(Dataset records)
______________________________
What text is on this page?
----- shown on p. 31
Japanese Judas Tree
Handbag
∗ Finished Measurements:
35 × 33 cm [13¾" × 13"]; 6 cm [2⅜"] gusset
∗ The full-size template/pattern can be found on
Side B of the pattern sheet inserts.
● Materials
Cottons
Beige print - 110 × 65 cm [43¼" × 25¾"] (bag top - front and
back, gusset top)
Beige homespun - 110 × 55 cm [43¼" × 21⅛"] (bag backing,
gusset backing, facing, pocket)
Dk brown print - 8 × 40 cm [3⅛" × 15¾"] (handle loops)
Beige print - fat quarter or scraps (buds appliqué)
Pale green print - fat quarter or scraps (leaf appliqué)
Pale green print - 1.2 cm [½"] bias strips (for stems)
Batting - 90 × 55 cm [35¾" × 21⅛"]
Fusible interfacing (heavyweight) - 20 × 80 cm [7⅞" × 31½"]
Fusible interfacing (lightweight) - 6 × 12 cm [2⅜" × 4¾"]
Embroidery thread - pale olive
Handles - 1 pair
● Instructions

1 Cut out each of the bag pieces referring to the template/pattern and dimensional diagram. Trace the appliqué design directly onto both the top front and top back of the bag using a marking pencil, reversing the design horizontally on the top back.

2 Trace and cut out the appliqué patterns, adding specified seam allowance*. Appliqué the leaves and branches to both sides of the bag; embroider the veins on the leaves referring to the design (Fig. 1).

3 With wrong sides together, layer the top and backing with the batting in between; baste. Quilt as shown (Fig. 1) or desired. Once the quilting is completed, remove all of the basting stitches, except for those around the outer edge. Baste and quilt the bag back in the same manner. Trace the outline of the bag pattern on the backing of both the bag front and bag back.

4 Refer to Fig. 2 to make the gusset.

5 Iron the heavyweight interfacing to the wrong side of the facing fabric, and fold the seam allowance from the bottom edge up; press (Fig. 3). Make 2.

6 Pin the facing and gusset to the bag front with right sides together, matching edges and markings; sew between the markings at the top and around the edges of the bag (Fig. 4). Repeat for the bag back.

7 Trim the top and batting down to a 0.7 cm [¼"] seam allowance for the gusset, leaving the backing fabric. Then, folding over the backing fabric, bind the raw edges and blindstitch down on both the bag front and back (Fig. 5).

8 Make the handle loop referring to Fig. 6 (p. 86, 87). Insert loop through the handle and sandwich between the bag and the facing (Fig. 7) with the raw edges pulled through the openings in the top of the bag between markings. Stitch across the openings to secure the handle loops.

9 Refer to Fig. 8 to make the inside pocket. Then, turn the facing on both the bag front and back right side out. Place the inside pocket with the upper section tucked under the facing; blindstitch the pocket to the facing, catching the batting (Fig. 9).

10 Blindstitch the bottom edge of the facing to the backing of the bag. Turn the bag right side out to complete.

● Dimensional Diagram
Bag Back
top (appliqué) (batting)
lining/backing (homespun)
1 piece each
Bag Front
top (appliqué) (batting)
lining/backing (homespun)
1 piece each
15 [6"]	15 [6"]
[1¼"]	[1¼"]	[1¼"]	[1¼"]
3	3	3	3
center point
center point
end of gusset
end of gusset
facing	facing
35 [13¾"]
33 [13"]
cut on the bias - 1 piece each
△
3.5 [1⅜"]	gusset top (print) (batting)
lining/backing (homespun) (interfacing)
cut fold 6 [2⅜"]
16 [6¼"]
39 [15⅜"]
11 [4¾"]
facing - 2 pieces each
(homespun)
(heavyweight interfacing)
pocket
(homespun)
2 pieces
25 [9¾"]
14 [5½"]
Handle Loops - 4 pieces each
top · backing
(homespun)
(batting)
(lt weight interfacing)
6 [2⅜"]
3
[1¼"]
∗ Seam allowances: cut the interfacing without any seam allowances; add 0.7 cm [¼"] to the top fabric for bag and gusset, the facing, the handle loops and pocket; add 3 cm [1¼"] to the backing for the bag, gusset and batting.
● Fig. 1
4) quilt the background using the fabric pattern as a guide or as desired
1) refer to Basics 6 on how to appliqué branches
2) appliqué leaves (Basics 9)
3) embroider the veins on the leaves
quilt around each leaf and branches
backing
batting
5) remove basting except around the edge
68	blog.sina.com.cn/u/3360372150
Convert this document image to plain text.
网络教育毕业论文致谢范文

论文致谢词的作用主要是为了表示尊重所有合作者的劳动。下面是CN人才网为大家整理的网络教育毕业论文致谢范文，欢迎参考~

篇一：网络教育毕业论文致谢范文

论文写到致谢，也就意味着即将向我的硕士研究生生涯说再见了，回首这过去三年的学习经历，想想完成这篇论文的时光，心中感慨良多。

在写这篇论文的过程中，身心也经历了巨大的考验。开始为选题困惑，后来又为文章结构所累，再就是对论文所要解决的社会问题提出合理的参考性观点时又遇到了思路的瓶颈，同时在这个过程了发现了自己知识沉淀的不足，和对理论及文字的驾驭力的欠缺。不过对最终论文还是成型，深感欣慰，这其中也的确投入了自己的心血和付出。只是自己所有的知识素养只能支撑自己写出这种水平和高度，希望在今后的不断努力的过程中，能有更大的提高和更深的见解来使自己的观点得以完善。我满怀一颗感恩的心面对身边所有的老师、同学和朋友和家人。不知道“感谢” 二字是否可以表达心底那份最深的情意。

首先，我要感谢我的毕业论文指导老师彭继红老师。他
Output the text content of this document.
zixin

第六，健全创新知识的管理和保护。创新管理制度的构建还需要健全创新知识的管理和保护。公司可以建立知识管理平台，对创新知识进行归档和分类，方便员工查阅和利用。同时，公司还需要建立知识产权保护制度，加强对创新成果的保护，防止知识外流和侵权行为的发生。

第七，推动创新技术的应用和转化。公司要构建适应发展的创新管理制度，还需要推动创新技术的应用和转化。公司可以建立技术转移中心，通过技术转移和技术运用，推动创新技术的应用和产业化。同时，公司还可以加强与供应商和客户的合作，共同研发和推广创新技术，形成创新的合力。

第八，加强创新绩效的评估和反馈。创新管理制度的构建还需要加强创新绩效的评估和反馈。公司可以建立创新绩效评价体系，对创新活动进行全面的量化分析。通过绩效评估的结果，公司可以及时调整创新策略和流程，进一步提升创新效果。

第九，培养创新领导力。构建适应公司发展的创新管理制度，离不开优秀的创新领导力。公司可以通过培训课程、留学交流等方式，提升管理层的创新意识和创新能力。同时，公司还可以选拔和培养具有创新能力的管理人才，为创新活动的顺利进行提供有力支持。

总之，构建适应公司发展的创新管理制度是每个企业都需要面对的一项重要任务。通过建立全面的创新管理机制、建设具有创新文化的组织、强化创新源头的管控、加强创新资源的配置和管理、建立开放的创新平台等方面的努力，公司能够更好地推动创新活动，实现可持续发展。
______________________________
• Short exercise: Gather and copy every line of the data in which the string "Fusible" is found.

• Reply to the exercise:
Fusible interfacing (heavyweight) - 20 × 80 cm [7⅞" × 31½"]
Fusible interfacing (lightweight) - 6 × 12 cm [2⅜" × 4¾"]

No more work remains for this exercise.